Task statement: Output each entry verbatim and exclude every picture from it.

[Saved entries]
########
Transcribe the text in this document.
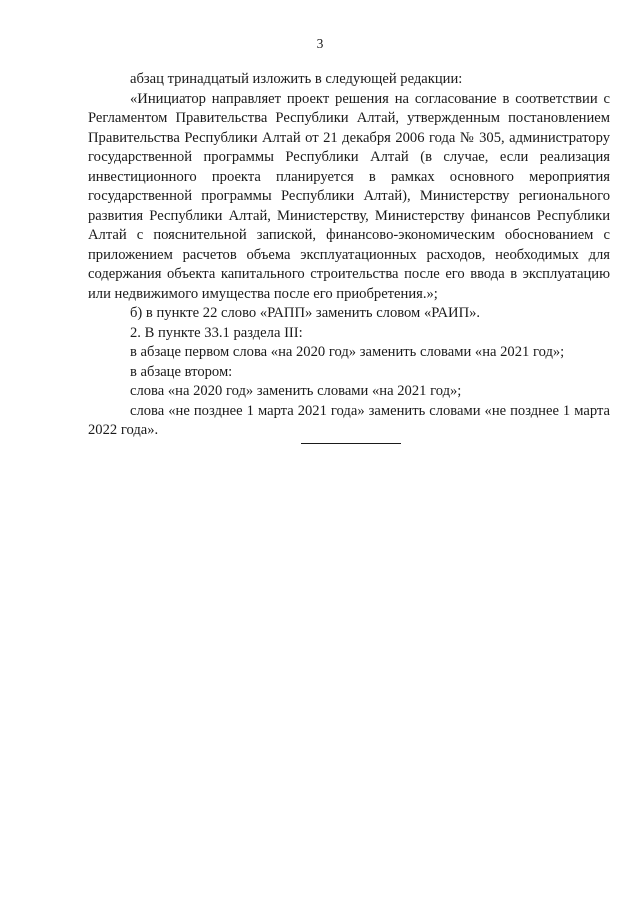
3

абзац тринадцатый изложить в следующей редакции:

«Инициатор направляет проект решения на согласование в соответствии с Регламентом Правительства Республики Алтай, утвержденным постановлением Правительства Республики Алтай от 21 декабря 2006 года № 305, администратору государственной программы Республики Алтай (в случае, если реализация инвестиционного проекта планируется в рамках основного мероприятия государственной программы Республики Алтай), Министерству регионального развития Республики Алтай, Министерству, Министерству финансов Республики Алтай с пояснительной запиской, финансово-экономическим обоснованием с приложением расчетов объема эксплуатационных расходов, необходимых для содержания объекта капитального строительства после его ввода в эксплуатацию или недвижимого имущества после его приобретения.»;

б) в пункте 22 слово «РАПП» заменить словом «РАИП».

2. В пункте 33.1 раздела III:

в абзаце первом слова «на 2020 год» заменить словами «на 2021 год»;

в абзаце втором:

слова «на 2020 год» заменить словами «на 2021 год»;

слова «не позднее 1 марта 2021 года» заменить словами «не позднее 1 марта 2022 года».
########
Finished answer:
Transcribe the text in this document.
3

абзац тринадцатый изложить в следующей редакции:

«Инициатор направляет проект решения на согласование в соответствии с Регламентом Правительства Республики Алтай, утвержденным постановлением Правительства Республики Алтай от 21 декабря 2006 года № 305, администратору государственной программы Республики Алтай (в случае, если реализация инвестиционного проекта планируется в рамках основного мероприятия государственной программы Республики Алтай), Министерству регионального развития Республики Алтай, Министерству, Министерству финансов Республики Алтай с пояснительной запиской, финансово-экономическим обоснованием с приложением расчетов объема эксплуатационных расходов, необходимых для содержания объекта капитального строительства после его ввода в эксплуатацию или недвижимого имущества после его приобретения.»;

б) в пункте 22 слово «РАПП» заменить словом «РАИП».

2. В пункте 33.1 раздела III:

в абзаце первом слова «на 2020 год» заменить словами «на 2021 год»;

в абзаце втором:

слова «на 2020 год» заменить словами «на 2021 год»;

слова «не позднее 1 марта 2021 года» заменить словами «не позднее 1 марта 2022 года».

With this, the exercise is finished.